Collected data
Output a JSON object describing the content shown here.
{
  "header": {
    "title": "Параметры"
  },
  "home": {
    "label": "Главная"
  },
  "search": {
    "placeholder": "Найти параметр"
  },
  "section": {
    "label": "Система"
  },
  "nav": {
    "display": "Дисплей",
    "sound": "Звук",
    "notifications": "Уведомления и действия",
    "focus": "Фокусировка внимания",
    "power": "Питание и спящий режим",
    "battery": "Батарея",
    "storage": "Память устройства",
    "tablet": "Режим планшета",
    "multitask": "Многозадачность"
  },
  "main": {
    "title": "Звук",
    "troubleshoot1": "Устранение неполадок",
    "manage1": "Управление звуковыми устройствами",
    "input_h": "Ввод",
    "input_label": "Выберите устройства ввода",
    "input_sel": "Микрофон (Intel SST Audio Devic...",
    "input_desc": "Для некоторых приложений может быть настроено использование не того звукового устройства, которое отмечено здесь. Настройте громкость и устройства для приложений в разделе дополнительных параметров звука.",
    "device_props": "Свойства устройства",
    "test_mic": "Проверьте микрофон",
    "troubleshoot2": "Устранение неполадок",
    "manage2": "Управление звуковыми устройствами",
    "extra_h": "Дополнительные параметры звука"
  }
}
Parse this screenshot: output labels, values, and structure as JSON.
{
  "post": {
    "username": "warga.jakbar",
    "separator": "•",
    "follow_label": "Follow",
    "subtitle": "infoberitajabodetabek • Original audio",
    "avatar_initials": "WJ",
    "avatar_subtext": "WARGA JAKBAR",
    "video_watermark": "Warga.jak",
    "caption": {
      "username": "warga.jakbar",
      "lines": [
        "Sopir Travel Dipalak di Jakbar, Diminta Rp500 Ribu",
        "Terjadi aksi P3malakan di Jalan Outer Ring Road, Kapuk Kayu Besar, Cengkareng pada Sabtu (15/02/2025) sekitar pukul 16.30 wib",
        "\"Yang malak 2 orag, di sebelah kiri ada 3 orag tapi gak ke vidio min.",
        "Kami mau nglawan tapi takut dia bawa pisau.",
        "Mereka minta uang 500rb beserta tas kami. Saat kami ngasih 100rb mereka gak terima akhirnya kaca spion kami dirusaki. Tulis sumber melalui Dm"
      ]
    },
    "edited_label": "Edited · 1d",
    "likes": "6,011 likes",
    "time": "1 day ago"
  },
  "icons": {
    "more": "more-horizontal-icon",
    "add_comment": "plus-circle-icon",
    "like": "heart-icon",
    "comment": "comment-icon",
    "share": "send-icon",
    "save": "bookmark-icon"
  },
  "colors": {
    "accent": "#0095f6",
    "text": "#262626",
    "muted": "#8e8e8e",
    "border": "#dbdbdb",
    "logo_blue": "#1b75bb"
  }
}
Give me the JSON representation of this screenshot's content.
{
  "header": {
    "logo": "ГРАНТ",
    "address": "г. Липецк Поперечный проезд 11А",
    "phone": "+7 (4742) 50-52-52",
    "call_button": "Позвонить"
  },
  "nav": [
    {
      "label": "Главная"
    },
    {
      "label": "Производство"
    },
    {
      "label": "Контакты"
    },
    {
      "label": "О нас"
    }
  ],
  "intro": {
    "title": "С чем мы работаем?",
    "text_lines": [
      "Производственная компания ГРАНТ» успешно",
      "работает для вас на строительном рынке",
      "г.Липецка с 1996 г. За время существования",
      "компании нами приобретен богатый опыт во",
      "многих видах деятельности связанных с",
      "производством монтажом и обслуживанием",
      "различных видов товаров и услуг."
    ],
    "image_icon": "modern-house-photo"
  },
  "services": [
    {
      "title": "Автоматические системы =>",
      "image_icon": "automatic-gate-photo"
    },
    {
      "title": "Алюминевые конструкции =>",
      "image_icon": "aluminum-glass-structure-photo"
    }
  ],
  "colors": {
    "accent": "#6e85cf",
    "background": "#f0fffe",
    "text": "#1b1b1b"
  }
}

WRITTEN PROBLEM: Which lines above hold the word "Устранение"? Copy each of them.

EXERCISE RESULT:
    "troubleshoot1": "Устранение неполадок",
    "troubleshoot2": "Устранение неполадок",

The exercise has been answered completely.